Brief:
Select from the data all lines with the word "常用化学危险品贮存通则".

Listed entries:
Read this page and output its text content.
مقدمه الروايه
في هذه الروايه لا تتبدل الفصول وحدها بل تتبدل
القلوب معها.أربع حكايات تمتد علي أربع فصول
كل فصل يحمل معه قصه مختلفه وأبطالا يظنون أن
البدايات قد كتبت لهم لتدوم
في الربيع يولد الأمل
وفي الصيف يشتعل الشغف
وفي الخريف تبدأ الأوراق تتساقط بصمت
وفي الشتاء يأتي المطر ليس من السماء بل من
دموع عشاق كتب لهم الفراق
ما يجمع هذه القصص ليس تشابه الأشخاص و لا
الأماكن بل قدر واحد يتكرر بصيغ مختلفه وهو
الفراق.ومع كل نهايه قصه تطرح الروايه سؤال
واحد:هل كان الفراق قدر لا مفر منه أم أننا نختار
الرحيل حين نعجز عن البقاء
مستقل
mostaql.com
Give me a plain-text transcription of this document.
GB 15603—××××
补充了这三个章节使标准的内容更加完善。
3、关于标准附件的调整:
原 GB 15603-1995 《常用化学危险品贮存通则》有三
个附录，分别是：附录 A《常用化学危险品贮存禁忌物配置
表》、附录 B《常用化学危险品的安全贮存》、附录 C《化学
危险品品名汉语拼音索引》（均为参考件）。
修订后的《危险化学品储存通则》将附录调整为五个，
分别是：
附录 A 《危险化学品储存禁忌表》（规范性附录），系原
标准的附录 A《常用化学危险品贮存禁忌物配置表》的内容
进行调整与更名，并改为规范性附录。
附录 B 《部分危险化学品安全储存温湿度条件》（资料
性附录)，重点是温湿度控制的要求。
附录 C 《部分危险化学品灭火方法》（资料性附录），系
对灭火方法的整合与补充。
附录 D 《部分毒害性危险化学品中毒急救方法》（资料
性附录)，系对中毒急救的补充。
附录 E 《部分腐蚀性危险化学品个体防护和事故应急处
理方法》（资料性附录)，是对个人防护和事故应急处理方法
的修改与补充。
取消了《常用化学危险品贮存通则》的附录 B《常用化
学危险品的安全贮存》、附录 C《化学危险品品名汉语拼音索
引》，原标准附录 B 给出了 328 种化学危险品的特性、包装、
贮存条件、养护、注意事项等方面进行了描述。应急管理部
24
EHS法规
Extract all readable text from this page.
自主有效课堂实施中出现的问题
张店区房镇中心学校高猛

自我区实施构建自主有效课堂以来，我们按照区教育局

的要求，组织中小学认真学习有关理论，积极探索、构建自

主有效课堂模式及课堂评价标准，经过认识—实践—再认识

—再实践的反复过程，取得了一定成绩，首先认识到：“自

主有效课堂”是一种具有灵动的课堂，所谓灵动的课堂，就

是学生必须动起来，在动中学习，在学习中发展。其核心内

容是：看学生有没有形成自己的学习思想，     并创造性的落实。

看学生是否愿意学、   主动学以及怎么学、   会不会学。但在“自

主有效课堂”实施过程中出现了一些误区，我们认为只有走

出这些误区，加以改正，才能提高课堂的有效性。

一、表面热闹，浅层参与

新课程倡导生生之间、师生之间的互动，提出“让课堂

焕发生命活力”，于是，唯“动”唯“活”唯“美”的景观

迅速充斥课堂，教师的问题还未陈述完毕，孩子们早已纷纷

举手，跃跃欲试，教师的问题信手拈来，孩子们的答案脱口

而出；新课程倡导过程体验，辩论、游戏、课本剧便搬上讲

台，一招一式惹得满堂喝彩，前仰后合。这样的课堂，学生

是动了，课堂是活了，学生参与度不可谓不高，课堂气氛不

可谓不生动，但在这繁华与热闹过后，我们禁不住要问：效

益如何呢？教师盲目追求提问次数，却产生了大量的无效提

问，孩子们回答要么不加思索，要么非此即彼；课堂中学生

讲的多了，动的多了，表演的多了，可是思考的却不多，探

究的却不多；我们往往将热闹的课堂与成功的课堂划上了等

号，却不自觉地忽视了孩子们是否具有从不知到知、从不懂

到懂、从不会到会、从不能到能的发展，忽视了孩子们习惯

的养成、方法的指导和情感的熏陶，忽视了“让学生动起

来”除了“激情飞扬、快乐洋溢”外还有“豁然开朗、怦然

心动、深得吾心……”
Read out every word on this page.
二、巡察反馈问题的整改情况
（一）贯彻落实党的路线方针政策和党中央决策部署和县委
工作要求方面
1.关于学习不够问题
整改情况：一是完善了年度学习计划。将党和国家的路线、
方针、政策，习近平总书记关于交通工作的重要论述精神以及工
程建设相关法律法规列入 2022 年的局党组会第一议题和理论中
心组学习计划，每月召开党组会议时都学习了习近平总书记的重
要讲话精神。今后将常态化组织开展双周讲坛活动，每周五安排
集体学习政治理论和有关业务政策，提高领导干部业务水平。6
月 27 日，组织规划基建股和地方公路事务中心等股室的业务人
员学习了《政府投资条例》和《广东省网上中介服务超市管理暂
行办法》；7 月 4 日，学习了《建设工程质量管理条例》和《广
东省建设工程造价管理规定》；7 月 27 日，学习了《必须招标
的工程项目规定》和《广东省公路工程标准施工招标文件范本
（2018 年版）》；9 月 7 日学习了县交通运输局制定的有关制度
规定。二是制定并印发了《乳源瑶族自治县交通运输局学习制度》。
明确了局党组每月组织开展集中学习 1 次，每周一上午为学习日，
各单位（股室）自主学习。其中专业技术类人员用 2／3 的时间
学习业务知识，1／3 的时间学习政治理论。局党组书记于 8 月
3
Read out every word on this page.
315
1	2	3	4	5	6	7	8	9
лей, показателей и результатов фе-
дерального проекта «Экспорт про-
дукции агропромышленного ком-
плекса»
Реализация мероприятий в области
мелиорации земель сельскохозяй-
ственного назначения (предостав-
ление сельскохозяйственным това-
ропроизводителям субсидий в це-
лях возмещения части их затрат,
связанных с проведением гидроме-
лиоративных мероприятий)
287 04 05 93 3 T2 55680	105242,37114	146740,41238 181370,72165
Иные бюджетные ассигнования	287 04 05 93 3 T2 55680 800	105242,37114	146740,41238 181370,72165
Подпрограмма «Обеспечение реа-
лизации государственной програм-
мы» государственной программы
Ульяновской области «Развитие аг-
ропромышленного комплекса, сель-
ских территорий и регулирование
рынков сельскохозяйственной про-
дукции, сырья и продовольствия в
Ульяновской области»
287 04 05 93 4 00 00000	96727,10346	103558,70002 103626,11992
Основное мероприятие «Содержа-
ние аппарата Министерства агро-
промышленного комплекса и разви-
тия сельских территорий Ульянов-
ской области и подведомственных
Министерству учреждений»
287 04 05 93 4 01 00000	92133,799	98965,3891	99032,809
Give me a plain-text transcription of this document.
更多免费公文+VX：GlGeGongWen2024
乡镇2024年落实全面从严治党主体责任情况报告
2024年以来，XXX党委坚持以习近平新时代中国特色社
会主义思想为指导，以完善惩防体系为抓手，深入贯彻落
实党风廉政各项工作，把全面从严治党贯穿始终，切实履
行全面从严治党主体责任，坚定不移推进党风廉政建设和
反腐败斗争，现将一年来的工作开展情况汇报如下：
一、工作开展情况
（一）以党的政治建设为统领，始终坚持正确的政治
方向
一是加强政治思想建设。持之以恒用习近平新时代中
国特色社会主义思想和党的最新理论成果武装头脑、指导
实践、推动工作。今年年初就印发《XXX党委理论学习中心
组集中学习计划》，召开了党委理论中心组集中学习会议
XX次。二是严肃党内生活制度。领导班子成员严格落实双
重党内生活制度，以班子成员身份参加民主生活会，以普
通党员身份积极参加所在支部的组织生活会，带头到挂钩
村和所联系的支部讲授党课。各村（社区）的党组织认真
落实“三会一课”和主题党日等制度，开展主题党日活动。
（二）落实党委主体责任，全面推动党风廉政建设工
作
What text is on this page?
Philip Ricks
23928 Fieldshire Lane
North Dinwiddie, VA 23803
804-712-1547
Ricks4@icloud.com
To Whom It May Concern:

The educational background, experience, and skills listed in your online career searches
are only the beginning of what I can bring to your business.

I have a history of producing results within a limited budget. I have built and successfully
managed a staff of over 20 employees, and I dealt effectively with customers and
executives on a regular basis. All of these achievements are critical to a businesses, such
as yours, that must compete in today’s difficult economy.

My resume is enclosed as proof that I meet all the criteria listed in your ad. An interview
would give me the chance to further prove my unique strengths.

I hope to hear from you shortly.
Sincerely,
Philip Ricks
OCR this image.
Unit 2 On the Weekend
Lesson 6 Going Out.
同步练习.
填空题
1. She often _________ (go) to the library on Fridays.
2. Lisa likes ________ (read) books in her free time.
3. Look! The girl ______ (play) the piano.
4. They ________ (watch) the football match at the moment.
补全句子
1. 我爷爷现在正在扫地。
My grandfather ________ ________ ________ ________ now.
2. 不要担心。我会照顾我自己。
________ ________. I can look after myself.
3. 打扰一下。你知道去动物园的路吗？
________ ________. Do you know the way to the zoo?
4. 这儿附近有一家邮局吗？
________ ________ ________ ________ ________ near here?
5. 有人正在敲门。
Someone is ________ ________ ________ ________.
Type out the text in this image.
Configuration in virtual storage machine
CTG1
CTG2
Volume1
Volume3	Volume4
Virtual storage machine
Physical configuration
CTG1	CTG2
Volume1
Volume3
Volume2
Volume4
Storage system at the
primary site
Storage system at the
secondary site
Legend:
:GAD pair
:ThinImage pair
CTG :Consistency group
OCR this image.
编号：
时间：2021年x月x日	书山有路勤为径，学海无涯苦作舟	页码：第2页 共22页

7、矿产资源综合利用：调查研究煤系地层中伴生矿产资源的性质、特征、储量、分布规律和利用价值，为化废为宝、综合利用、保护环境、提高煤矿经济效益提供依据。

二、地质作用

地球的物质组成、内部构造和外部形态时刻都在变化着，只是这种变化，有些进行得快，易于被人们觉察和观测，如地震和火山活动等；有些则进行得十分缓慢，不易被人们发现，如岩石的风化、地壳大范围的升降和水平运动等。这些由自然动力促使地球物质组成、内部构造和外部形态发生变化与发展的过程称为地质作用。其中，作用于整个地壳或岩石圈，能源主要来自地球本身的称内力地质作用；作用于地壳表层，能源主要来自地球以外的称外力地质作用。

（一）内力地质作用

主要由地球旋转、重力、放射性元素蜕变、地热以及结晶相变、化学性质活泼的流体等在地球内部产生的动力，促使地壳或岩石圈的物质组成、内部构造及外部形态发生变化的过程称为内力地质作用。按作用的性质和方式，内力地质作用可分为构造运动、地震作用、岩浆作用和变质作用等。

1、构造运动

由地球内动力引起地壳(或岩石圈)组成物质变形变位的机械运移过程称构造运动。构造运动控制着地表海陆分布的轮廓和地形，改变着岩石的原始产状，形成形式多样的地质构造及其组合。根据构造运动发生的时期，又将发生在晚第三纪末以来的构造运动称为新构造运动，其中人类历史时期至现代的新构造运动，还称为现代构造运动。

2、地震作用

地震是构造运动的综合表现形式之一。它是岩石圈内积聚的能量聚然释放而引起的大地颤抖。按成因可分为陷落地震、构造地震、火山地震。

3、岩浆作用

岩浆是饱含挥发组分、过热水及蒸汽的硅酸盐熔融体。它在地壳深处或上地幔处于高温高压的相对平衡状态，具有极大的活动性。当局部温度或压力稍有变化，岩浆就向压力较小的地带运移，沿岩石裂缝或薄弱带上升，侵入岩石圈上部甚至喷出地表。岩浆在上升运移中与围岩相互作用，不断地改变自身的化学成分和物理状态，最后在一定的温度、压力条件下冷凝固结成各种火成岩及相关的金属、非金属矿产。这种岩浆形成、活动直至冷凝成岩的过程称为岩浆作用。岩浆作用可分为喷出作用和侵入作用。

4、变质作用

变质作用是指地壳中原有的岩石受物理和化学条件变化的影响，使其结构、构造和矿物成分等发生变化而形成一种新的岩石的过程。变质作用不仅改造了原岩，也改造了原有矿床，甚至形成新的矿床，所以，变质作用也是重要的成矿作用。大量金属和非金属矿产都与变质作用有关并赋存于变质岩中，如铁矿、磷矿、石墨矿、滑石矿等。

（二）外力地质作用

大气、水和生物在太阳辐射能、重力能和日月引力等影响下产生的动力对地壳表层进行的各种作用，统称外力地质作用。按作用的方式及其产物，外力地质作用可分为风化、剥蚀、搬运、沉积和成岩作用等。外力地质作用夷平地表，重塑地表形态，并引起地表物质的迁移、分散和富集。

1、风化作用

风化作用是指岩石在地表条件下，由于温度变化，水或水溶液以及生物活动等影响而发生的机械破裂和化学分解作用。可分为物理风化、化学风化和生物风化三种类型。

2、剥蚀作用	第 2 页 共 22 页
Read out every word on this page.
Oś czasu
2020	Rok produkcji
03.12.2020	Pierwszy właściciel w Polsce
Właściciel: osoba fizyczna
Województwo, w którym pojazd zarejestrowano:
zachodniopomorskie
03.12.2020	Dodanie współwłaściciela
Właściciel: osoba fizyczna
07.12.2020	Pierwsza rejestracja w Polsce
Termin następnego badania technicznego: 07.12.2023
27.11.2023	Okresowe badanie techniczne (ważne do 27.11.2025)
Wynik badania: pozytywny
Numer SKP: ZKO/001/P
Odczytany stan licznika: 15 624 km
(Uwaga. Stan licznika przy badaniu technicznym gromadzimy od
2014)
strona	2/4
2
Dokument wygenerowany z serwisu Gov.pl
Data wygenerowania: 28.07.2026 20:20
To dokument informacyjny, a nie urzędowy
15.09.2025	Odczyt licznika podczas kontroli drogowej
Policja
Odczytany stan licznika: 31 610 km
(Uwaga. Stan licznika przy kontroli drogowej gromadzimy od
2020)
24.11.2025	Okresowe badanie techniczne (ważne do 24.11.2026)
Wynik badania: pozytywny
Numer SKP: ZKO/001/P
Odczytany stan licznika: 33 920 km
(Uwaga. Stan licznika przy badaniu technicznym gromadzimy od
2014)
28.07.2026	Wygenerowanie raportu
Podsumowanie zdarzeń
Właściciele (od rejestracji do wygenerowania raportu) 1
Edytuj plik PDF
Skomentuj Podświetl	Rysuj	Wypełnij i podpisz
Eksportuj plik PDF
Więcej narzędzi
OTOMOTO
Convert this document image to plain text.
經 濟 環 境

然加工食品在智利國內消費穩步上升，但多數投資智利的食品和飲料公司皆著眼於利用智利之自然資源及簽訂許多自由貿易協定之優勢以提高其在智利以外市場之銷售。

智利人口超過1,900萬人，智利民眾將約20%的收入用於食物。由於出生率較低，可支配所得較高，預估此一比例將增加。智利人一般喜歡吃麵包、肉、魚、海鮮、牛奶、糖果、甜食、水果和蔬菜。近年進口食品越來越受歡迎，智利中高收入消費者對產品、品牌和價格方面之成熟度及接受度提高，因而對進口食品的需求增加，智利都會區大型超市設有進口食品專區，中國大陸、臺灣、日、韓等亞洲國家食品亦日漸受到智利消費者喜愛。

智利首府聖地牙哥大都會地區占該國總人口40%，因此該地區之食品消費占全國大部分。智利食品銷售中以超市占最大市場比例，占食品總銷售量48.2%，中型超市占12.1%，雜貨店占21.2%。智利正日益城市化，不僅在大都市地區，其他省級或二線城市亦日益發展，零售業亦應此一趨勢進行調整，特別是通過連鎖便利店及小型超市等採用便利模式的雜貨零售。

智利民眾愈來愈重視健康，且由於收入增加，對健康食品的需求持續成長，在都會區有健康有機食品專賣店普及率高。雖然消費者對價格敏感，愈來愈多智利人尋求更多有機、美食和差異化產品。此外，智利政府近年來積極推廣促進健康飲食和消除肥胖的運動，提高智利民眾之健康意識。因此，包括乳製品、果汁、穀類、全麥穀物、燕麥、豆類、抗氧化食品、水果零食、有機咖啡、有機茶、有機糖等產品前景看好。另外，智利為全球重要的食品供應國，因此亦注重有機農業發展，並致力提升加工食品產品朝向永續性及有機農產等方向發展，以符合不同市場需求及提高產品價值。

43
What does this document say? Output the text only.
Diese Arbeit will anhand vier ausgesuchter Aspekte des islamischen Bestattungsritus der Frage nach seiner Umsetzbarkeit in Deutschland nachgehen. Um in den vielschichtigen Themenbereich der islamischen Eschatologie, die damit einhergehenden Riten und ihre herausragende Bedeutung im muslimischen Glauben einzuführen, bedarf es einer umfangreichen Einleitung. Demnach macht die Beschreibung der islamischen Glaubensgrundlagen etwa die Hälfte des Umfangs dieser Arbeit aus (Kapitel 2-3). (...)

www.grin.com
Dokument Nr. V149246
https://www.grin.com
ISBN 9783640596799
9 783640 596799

Reply:
原 GB 15603-1995 《常用化学危险品贮存通则》有三
取消了《常用化学危险品贮存通则》的附录 B《常用化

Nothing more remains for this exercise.